Text excerpt:
┄┄┄┄┄┄┄┄┄┄┄┄┄┄┄┄┄┄┄┄

Globally, there are approximately 350,000 chemicals on the market, and of course, in today’s society, we strive for safer and sustainable by design chemicals and products, at any stage of their life cycle, to be developed, and we aspire to minimise their pollution. However, we need to be mindful of legacy chemicals left over from past activities, which still require disposal or remediation. In reality, waste and chemical pollution is going to be in the environment, in one way or another, for a very long time to come and we need to adopt a holistic approach, which offers humankind and our planet the greatest protection and avoid prioritising one ecosystem at the expense of our other ecosystems.

A body of water lined with trees under blue sky. Floating in the water is lots of different human made rubbish.

┄┄┄┄┄┄┄┄┄┄┄┄┄┄┄┄┄┄┄┄

Instructions for the task: Can you retype the chemical pollution text above in full, word for word?

Given records:
┄┄┄┄┄┄┄┄┄┄┄┄┄┄┄┄┄┄┄┄

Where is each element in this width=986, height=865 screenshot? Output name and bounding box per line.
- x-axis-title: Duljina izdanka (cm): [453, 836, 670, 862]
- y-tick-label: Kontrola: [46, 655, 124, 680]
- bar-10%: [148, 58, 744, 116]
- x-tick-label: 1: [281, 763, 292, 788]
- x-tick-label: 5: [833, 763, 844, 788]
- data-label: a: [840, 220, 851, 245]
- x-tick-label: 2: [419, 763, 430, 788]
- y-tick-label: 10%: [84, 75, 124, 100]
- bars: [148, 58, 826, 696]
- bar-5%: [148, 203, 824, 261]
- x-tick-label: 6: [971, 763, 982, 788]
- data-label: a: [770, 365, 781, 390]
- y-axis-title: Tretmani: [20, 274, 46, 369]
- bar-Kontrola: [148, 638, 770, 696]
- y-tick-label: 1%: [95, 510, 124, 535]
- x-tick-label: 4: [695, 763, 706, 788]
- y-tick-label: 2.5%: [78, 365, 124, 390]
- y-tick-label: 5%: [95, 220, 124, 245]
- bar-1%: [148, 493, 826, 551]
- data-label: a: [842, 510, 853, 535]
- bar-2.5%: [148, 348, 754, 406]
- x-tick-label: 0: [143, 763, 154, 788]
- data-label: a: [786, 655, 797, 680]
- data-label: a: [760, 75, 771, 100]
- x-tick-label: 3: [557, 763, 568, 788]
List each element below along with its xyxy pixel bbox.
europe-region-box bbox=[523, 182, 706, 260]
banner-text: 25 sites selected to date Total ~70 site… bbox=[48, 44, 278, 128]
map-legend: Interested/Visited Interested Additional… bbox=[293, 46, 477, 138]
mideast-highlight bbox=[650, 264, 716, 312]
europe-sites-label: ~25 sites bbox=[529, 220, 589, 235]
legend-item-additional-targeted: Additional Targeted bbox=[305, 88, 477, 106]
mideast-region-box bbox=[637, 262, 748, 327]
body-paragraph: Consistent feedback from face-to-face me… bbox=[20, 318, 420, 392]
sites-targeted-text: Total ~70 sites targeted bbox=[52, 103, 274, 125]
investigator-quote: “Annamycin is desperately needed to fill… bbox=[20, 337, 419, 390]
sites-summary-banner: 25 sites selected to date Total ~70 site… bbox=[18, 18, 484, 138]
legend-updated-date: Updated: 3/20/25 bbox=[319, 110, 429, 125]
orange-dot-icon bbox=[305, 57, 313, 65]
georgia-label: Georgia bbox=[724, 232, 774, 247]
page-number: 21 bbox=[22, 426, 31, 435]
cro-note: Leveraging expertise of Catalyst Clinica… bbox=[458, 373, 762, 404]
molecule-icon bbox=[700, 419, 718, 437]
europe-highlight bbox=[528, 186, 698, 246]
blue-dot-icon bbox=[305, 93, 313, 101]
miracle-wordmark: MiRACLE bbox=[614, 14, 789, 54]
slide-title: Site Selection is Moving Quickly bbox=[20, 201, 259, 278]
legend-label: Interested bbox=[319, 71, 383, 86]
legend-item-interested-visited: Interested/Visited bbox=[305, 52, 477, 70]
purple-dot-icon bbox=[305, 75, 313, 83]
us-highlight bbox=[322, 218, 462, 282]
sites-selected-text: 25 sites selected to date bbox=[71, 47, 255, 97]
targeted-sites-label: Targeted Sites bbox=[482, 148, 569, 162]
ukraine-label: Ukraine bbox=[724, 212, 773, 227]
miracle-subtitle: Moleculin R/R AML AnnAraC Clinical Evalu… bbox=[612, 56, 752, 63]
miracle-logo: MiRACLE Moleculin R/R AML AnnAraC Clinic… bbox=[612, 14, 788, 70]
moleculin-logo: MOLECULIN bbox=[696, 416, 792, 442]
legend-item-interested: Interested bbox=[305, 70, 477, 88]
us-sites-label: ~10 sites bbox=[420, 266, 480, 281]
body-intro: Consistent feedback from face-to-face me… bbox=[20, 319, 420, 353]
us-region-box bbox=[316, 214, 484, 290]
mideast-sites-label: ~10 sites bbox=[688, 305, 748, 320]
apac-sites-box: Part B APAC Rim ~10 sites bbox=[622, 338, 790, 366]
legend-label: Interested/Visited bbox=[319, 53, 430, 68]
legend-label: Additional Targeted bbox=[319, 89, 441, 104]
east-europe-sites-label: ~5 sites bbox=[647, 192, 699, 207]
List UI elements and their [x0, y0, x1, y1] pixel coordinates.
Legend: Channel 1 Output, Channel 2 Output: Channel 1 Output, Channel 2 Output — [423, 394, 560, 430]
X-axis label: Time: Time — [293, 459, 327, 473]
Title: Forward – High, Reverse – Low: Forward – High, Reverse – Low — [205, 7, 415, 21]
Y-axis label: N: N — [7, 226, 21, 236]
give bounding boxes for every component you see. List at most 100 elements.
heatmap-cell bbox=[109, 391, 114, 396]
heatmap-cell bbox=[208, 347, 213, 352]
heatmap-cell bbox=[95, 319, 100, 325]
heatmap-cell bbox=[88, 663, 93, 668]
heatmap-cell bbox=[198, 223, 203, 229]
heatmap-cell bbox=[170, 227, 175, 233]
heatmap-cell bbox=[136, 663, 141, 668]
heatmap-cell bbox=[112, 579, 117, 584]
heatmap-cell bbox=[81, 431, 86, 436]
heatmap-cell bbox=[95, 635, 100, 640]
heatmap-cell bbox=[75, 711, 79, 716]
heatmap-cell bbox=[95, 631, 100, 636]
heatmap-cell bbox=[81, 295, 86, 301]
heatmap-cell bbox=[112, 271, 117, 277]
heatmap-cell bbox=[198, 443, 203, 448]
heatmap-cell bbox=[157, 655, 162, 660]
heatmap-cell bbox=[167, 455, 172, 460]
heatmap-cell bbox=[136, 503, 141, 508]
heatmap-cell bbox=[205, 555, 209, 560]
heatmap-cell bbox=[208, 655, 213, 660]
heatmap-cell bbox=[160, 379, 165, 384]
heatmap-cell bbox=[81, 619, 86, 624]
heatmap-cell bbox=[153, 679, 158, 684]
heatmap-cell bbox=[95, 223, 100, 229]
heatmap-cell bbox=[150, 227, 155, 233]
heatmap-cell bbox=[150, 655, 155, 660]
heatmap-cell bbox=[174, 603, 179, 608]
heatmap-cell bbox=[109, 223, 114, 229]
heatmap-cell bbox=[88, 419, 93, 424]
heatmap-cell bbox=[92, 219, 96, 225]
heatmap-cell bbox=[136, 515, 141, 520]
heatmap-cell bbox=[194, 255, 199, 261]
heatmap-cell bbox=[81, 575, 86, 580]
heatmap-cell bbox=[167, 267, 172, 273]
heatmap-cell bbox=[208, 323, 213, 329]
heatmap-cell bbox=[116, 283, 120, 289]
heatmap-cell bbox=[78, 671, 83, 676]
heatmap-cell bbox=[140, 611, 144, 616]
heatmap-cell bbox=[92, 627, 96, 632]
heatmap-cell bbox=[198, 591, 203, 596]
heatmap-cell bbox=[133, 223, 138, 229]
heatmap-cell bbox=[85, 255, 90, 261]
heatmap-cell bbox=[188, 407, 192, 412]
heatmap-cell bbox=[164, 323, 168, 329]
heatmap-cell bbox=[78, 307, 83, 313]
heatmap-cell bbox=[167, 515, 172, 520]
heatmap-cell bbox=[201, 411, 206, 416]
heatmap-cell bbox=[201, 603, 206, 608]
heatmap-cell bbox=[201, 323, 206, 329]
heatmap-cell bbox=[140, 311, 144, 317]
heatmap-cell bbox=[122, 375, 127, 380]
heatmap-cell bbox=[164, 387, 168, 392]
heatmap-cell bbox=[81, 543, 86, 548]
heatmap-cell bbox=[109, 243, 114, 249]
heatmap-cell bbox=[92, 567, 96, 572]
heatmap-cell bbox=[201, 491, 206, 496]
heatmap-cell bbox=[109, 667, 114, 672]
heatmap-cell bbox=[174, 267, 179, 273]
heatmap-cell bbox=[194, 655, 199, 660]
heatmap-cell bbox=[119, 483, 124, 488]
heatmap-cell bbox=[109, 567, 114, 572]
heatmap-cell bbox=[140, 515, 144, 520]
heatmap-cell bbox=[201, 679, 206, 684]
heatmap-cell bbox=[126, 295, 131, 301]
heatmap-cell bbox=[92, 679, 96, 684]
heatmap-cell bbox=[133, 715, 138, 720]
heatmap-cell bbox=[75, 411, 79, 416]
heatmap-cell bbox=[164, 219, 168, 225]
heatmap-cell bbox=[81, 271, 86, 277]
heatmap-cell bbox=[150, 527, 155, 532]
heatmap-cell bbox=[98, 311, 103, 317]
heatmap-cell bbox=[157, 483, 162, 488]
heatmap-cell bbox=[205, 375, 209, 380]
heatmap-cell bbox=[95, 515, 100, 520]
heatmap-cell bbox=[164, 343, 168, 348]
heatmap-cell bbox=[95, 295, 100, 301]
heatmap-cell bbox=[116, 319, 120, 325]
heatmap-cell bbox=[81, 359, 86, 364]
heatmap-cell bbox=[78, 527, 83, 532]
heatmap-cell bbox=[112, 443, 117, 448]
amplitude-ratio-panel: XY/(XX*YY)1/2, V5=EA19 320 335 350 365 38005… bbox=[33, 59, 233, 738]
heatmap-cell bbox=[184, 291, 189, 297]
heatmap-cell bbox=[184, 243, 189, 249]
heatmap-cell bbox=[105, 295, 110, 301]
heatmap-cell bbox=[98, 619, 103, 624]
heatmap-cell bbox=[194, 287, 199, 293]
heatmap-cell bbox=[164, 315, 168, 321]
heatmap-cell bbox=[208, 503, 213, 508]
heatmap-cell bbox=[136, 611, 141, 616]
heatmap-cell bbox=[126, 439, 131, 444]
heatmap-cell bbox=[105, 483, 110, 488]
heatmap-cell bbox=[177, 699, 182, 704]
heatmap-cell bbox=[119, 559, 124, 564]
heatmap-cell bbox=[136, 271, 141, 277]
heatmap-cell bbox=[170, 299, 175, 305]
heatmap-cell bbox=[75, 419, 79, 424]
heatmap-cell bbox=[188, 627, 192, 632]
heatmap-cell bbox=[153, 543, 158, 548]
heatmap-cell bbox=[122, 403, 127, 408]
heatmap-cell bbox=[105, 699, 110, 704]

┄┄┄┄┄┄┄┄┄┄┄┄┄┄┄┄┄┄┄┄

Task output:
Globally, there are approximately 350,000 chemicals on the market, and of course, in today’s society, we strive for safer and sustainable by design chemicals and products, at any stage of their life cycle, to be developed, and we aspire to minimise their pollution. However, we need to be mindful of legacy chemicals left over from past activities, which still require disposal or remediation. In reality, waste and chemical pollution is going to be in the environment, in one way or another, for a very long time to come and we need to adopt a holistic approach, which offers humankind and our planet the greatest protection and avoid prioritising one ecosystem at the expense of our other ecosystems.

A body of water lined with trees under blue sky. Floating in the water is lots of different human made rubbish.